Set the listing down again exactly, please, apart from its pictures.

[Extracted records]
════════════════
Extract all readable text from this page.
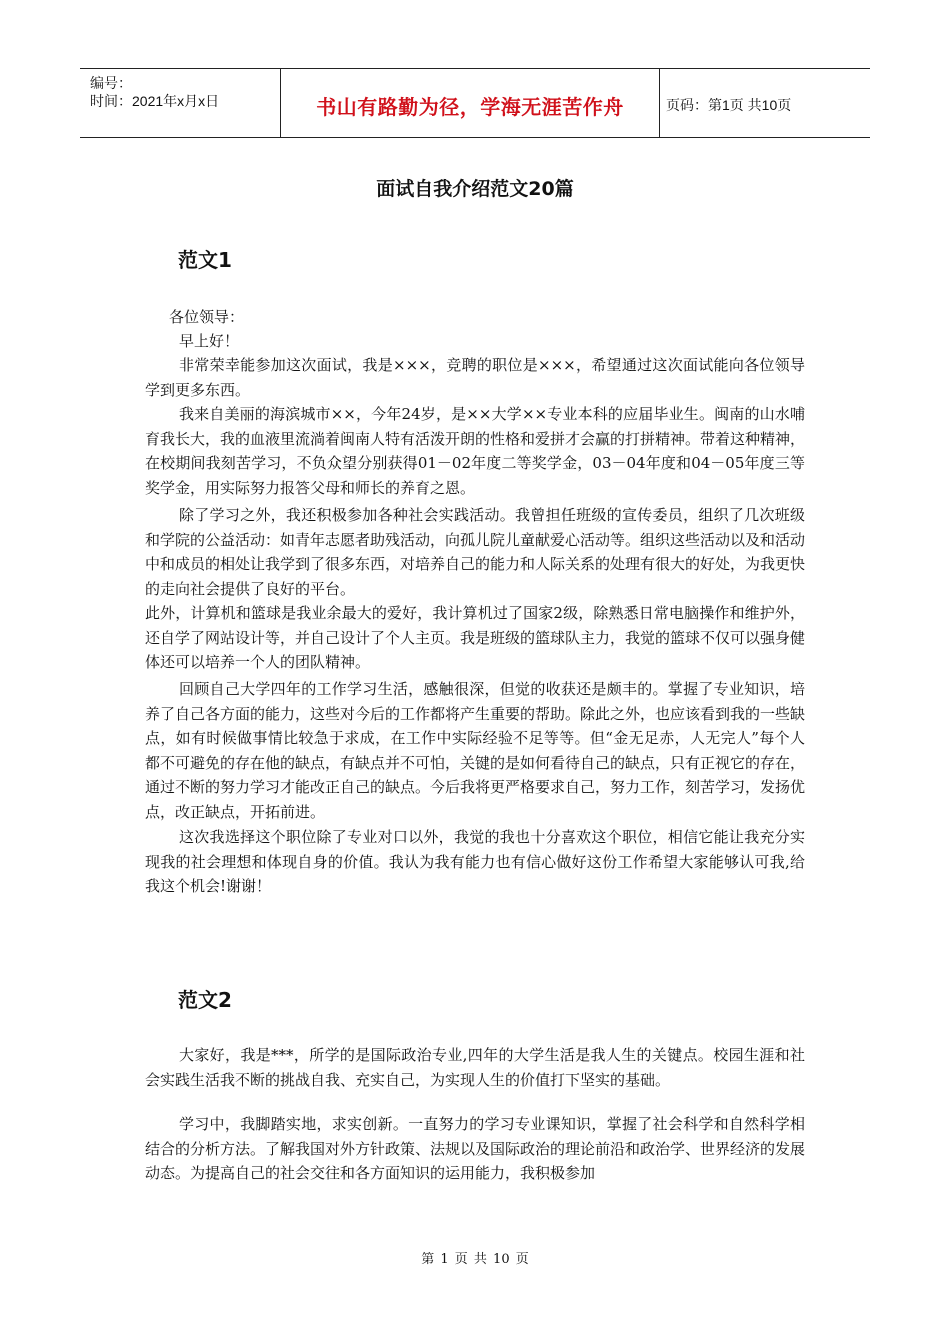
编号：
时间：2021年x月x日	书山有路勤为径，学海无涯苦作舟	页码：第1页 共10页
面试自我介绍范文20篇
范文1

各位领导：

早上好！

非常荣幸能参加这次面试，我是×××，竞聘的职位是×××，希望通过这次面试能向各位领导学到更多东西。

我来自美丽的海滨城市××，今年24岁，是××大学××专业本科的应届毕业生。闽南的山水哺育我长大，我的血液里流淌着闽南人特有活泼开朗的性格和爱拼才会赢的打拼精神。带着这种精神，在校期间我刻苦学习，不负众望分别获得01－02年度二等奖学金，03－04年度和04－05年度三等奖学金，用实际努力报答父母和师长的养育之恩。

除了学习之外，我还积极参加各种社会实践活动。我曾担任班级的宣传委员，组织了几次班级和学院的公益活动：如青年志愿者助残活动，向孤儿院儿童献爱心活动等。组织这些活动以及和活动中和成员的相处让我学到了很多东西，对培养自己的能力和人际关系的处理有很大的好处，为我更快的走向社会提供了良好的平台。

此外，计算机和篮球是我业余最大的爱好，我计算机过了国家2级，除熟悉日常电脑操作和维护外，还自学了网站设计等，并自己设计了个人主页。我是班级的篮球队主力，我觉的篮球不仅可以强身健体还可以培养一个人的团队精神。

回顾自己大学四年的工作学习生活，感触很深，但觉的收获还是颇丰的。掌握了专业知识，培养了自己各方面的能力，这些对今后的工作都将产生重要的帮助。除此之外，也应该看到我的一些缺点，如有时候做事情比较急于求成，在工作中实际经验不足等等。但“金无足赤，人无完人”每个人都不可避免的存在他的缺点，有缺点并不可怕，关键的是如何看待自己的缺点，只有正视它的存在，通过不断的努力学习才能改正自己的缺点。今后我将更严格要求自己，努力工作，刻苦学习，发扬优点，改正缺点，开拓前进。

这次我选择这个职位除了专业对口以外，我觉的我也十分喜欢这个职位，相信它能让我充分实现我的社会理想和体现自身的价值。我认为我有能力也有信心做好这份工作希望大家能够认可我,给我这个机会!谢谢！

范文2

大家好，我是***，所学的是国际政治专业,四年的大学生活是我人生的关键点。校园生涯和社会实践生活我不断的挑战自我、充实自己，为实现人生的价值打下坚实的基础。

学习中，我脚踏实地，求实创新。一直努力的学习专业课知识，掌握了社会科学和自然科学相结合的分析方法。了解我国对外方针政策、法规以及国际政治的理论前沿和政治学、世界经济的发展动态。为提高自己的社会交往和各方面知识的运用能力，我积极参加

第 1 页 共 10 页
════════════════
THE REPLY
Extract all readable text from this page.
编号：
时间：2021年x月x日	书山有路勤为径，学海无涯苦作舟	页码：第1页 共10页
面试自我介绍范文20篇
范文1

各位领导：

早上好！

非常荣幸能参加这次面试，我是×××，竞聘的职位是×××，希望通过这次面试能向各位领导学到更多东西。

我来自美丽的海滨城市××，今年24岁，是××大学××专业本科的应届毕业生。闽南的山水哺育我长大，我的血液里流淌着闽南人特有活泼开朗的性格和爱拼才会赢的打拼精神。带着这种精神，在校期间我刻苦学习，不负众望分别获得01－02年度二等奖学金，03－04年度和04－05年度三等奖学金，用实际努力报答父母和师长的养育之恩。

除了学习之外，我还积极参加各种社会实践活动。我曾担任班级的宣传委员，组织了几次班级和学院的公益活动：如青年志愿者助残活动，向孤儿院儿童献爱心活动等。组织这些活动以及和活动中和成员的相处让我学到了很多东西，对培养自己的能力和人际关系的处理有很大的好处，为我更快的走向社会提供了良好的平台。

此外，计算机和篮球是我业余最大的爱好，我计算机过了国家2级，除熟悉日常电脑操作和维护外，还自学了网站设计等，并自己设计了个人主页。我是班级的篮球队主力，我觉的篮球不仅可以强身健体还可以培养一个人的团队精神。

回顾自己大学四年的工作学习生活，感触很深，但觉的收获还是颇丰的。掌握了专业知识，培养了自己各方面的能力，这些对今后的工作都将产生重要的帮助。除此之外，也应该看到我的一些缺点，如有时候做事情比较急于求成，在工作中实际经验不足等等。但“金无足赤，人无完人”每个人都不可避免的存在他的缺点，有缺点并不可怕，关键的是如何看待自己的缺点，只有正视它的存在，通过不断的努力学习才能改正自己的缺点。今后我将更严格要求自己，努力工作，刻苦学习，发扬优点，改正缺点，开拓前进。

这次我选择这个职位除了专业对口以外，我觉的我也十分喜欢这个职位，相信它能让我充分实现我的社会理想和体现自身的价值。我认为我有能力也有信心做好这份工作希望大家能够认可我,给我这个机会!谢谢！

范文2

大家好，我是***，所学的是国际政治专业,四年的大学生活是我人生的关键点。校园生涯和社会实践生活我不断的挑战自我、充实自己，为实现人生的价值打下坚实的基础。

学习中，我脚踏实地，求实创新。一直努力的学习专业课知识，掌握了社会科学和自然科学相结合的分析方法。了解我国对外方针政策、法规以及国际政治的理论前沿和政治学、世界经济的发展动态。为提高自己的社会交往和各方面知识的运用能力，我积极参加

第 1 页 共 10 页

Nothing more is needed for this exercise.